* [Your goal] Count how many lines hold the string "this", and give only that number.

* [Records shown]
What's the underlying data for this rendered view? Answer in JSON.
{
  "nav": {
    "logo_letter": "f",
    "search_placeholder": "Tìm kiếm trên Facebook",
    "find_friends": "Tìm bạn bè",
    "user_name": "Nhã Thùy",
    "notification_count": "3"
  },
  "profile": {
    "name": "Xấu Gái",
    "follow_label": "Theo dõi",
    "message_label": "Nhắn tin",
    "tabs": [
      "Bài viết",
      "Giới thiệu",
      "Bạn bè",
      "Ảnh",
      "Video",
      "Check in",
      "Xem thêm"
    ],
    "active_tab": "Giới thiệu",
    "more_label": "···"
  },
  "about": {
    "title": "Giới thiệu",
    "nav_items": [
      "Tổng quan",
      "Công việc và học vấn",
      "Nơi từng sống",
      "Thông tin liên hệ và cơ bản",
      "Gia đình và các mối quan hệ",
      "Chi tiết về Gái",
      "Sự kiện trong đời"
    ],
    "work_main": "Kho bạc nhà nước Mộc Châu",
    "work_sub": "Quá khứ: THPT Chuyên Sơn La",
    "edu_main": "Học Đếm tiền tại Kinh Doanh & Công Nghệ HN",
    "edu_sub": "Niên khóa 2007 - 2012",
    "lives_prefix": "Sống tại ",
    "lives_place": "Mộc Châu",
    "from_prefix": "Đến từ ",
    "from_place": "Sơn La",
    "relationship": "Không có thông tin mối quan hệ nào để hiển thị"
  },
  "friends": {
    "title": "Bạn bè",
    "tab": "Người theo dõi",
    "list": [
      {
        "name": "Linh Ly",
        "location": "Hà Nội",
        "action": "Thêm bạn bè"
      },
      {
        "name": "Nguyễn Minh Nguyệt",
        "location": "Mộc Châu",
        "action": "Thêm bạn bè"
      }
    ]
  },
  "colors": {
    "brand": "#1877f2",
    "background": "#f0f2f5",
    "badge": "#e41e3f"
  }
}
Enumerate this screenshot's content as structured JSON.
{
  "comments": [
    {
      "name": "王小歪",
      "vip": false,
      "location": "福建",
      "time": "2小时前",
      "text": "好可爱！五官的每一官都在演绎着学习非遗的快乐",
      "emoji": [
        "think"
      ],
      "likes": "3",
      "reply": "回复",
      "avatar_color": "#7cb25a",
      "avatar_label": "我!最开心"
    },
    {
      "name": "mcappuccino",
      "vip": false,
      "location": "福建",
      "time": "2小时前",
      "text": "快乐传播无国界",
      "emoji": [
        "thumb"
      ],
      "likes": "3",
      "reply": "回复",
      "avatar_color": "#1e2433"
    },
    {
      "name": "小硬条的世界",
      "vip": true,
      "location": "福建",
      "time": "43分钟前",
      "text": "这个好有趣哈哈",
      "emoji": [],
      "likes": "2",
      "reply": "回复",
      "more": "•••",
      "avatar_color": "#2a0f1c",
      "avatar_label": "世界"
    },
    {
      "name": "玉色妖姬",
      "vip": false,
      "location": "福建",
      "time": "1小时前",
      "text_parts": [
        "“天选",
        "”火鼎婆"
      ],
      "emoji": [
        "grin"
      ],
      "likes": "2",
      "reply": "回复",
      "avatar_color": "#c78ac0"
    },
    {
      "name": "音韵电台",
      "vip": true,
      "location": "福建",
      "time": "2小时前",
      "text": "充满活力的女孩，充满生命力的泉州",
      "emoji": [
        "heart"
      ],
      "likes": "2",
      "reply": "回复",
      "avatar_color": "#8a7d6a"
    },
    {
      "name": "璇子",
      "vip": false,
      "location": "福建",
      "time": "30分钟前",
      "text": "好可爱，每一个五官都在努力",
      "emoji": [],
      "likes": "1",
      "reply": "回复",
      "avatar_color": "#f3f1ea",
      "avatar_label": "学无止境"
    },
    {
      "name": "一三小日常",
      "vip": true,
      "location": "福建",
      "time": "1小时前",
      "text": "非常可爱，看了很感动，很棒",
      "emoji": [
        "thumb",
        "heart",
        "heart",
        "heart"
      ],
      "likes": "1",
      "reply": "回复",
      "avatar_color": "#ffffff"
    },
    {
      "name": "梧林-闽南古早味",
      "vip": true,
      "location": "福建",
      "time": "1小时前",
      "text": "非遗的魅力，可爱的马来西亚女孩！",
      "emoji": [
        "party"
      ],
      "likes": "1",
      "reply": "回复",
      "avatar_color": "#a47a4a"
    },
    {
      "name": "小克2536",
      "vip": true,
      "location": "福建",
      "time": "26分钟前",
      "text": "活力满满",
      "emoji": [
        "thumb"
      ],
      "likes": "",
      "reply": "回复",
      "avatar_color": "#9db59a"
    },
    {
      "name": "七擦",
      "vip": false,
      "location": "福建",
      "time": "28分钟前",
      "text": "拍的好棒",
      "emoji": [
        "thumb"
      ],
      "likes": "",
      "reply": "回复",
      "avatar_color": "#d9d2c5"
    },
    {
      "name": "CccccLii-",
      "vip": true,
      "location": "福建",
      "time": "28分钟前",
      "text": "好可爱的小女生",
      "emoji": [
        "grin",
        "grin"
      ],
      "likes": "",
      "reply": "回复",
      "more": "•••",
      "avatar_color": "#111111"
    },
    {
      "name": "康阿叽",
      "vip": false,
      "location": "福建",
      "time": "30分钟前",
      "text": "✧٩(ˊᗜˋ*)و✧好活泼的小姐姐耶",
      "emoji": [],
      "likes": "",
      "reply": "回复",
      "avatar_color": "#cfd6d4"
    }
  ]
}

* [Solved exercise] 2